** WHAT THIS TASK INVOLVES **
In the forum thread about 5V regulators below, condense the paragraph starting "As for sharp infrared sensors" into a short bulleted list that keeps its main facts.

** SOURCE DOCUMENT **
** START **

Dunning-Kruger
Canada
Asked
— Edited
Resolved by Dave Schulpius!
I know sensors like pings and IR will need a 5V regulator inline if you put more than 5V through the V4 board... Just noticed my sabertooth motor controller also uses a 5V input line in addition to the signal line and ground line... Does this mean even motor controllers will need a 5V inline reg as well? I tried removing the +5V wire from the sabertooth (in other words just leaving the signal and ground attached) and it still seem to work fine at controlling motors... Just wondering what will need 5V regulators and what won't...
Thanks
Richard
As for sharp infrared sensors, little known fact is that they can operate at 3.3V. The distances may not be to exact specifications but we have tested them and they still exhibit a linear response. Just hook them up to the analog ports like on the v3.

** END **

[Items listed in a dataset]

** START **

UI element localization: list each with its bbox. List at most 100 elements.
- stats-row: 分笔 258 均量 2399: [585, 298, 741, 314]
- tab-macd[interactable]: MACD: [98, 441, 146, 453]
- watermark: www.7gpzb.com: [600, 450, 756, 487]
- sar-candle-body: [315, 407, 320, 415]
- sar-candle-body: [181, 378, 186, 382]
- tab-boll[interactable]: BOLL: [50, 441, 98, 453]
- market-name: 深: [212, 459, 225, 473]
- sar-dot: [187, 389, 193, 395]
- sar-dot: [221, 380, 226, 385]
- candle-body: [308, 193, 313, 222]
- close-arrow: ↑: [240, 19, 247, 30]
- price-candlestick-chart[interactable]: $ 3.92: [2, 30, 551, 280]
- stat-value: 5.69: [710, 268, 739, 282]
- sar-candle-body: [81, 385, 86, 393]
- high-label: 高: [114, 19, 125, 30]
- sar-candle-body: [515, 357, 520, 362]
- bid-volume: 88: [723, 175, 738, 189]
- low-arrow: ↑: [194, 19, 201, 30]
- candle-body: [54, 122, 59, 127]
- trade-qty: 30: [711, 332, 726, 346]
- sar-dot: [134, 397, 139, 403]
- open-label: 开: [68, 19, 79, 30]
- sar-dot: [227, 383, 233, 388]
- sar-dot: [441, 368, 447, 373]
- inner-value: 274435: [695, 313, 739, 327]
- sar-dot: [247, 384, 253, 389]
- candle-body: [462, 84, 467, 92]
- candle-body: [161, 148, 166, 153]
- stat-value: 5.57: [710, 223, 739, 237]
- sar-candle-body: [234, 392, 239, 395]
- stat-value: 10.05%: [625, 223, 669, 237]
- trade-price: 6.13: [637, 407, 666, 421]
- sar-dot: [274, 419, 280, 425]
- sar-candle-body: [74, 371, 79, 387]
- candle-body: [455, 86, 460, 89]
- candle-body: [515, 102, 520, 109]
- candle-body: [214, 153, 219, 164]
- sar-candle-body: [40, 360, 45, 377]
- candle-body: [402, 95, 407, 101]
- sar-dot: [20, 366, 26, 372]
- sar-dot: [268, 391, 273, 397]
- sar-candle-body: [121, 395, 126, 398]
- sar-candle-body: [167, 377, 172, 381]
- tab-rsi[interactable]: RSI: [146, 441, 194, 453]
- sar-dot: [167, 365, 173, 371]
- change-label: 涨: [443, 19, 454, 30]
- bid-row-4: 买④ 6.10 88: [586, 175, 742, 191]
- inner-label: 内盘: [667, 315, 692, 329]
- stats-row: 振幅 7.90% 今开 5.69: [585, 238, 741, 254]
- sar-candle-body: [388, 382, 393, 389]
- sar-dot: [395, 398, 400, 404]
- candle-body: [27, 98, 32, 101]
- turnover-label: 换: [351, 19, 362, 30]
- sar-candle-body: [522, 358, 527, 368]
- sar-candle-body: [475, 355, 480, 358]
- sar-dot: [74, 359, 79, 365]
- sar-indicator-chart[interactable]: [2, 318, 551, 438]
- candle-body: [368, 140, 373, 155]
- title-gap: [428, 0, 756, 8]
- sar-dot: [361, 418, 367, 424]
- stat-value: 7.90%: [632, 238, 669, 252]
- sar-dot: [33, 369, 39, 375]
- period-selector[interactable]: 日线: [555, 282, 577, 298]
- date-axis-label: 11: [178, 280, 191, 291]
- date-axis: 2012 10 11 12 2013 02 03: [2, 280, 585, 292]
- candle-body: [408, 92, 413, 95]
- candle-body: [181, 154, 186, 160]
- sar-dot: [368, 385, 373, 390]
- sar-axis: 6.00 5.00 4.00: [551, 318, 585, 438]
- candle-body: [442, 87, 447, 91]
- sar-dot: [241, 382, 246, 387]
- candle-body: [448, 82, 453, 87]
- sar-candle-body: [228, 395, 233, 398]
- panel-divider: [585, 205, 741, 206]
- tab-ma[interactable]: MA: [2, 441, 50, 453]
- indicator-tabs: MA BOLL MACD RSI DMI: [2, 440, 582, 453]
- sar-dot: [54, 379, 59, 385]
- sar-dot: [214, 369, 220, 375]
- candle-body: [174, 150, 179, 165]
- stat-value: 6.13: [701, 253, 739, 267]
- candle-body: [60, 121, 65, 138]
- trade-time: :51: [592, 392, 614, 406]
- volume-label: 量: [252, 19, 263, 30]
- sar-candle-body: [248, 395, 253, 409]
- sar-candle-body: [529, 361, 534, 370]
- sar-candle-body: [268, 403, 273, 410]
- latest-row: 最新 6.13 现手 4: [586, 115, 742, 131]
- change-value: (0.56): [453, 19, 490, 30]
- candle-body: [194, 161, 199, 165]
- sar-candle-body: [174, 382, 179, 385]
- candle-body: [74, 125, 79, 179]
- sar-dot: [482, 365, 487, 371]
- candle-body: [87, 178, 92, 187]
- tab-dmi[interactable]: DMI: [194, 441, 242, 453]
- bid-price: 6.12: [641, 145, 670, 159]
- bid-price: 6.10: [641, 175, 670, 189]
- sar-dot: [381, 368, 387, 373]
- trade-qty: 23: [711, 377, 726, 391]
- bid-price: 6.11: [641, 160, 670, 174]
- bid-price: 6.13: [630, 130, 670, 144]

** END **

** RESPONSE TO THIS EXERCISE **
- Sharp infrared sensors can run at 3.3V, which is a little-known fact.
- Their distances may not match exact specifications, but testing showed they still give a linear response.
- Connect them to the analog ports, as on the v3.